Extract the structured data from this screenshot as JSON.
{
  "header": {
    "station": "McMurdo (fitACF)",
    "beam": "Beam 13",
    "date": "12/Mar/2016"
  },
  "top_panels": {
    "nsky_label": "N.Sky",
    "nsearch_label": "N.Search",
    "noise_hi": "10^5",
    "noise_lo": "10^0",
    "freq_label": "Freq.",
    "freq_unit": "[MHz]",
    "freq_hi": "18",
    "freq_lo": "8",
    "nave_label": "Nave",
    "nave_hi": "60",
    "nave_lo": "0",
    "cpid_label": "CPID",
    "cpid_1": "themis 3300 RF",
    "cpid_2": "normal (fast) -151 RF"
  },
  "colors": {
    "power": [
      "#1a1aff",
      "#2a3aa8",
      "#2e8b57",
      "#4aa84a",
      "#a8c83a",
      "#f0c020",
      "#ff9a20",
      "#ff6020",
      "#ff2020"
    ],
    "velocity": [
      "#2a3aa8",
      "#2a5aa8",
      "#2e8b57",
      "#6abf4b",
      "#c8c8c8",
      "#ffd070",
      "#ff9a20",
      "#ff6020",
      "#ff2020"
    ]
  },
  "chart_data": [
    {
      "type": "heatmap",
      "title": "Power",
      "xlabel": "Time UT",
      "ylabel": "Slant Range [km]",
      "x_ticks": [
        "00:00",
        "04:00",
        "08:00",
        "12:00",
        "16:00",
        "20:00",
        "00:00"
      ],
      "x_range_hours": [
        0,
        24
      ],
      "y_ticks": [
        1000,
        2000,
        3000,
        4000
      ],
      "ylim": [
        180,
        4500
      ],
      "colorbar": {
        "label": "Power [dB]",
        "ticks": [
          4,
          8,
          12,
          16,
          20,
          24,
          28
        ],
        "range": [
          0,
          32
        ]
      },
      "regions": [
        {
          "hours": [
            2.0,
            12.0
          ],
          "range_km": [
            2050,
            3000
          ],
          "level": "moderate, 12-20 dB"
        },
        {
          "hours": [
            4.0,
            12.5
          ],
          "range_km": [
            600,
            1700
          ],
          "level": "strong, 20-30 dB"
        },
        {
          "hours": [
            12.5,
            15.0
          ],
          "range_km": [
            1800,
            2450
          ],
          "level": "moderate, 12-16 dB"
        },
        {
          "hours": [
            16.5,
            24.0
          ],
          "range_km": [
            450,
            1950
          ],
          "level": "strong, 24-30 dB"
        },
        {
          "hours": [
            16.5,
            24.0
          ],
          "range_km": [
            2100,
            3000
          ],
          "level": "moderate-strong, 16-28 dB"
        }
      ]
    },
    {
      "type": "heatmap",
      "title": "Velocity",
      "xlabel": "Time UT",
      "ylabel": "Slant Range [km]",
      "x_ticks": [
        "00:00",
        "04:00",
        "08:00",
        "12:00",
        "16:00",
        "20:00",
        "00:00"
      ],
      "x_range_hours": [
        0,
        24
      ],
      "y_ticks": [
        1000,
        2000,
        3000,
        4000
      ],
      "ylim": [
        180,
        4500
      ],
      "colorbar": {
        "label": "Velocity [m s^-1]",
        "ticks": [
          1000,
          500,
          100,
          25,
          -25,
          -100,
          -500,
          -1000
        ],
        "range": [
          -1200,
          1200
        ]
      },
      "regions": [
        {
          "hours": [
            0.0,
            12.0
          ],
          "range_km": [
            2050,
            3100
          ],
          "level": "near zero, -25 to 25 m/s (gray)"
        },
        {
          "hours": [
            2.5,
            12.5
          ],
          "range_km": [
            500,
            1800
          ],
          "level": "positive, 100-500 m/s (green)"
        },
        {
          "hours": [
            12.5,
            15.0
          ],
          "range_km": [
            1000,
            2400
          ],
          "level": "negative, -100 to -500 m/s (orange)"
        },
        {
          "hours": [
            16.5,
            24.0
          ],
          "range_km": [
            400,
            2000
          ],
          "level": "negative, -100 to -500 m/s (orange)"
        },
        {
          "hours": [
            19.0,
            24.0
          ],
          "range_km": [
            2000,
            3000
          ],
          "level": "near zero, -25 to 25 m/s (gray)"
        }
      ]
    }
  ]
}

┄┄┄┄┄┄┄┄┄┄

Instructions to follow. Copy out all lines that carry the word "moderate".

Task answer.
          "level": "moderate, 12-20 dB"
          "level": "moderate, 12-16 dB"
          "level": "moderate-strong, 16-28 dB"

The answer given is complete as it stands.